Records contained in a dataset
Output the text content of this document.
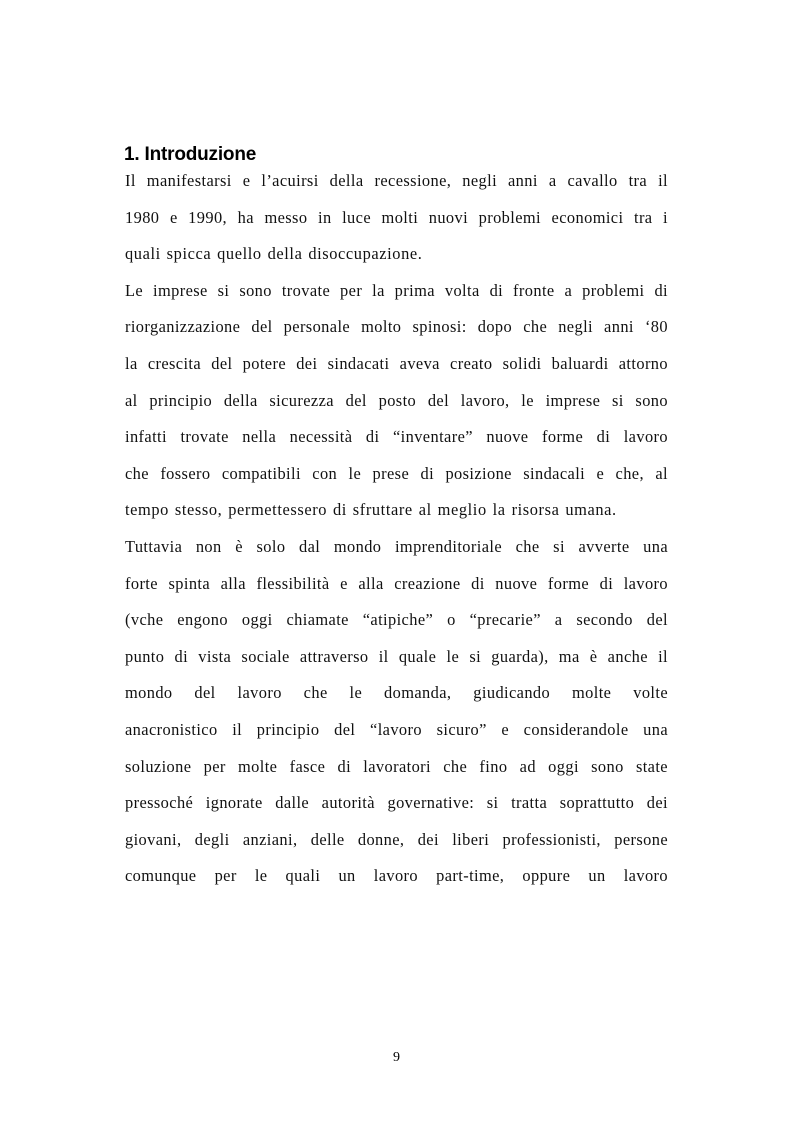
1. Introduzione
Il manifestarsi e l’acuirsi della recessione, negli anni a cavallo tra il
1980 e 1990, ha messo in luce molti nuovi problemi economici tra i
quali spicca quello della disoccupazione.
Le imprese si sono trovate per la prima volta di fronte a problemi di
riorganizzazione del personale molto spinosi: dopo che negli anni ‘80
la crescita del potere dei sindacati aveva creato solidi baluardi attorno
al principio della sicurezza del posto del lavoro, le imprese si sono
infatti trovate nella necessità di “inventare” nuove forme di lavoro
che fossero compatibili con le prese di posizione sindacali e che, al
tempo stesso, permettessero di sfruttare al meglio la risorsa umana.
Tuttavia non è solo dal mondo imprenditoriale che si avverte una
forte spinta alla flessibilità e alla creazione di nuove forme di lavoro
(vche engono oggi chiamate “atipiche” o “precarie” a secondo del
punto di vista sociale attraverso il quale le si guarda), ma è anche il
mondo del lavoro che le domanda, giudicando molte volte
anacronistico il principio del “lavoro sicuro” e considerandole una
soluzione per molte fasce di lavoratori che fino ad oggi sono state
pressoché ignorate dalle autorità governative: si tratta soprattutto dei
giovani, degli anziani, delle donne, dei liberi professionisti, persone
comunque per le quali un lavoro part-time, oppure un lavoro
9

▶ SET EXERCISE: Look through the entries above and list every line containing "nuove".

▶ RESPONSE TO THIS TASK:
infatti trovate nella necessità di “inventare” nuove forme di lavoro
forte spinta alla flessibilità e alla creazione di nuove forme di lavoro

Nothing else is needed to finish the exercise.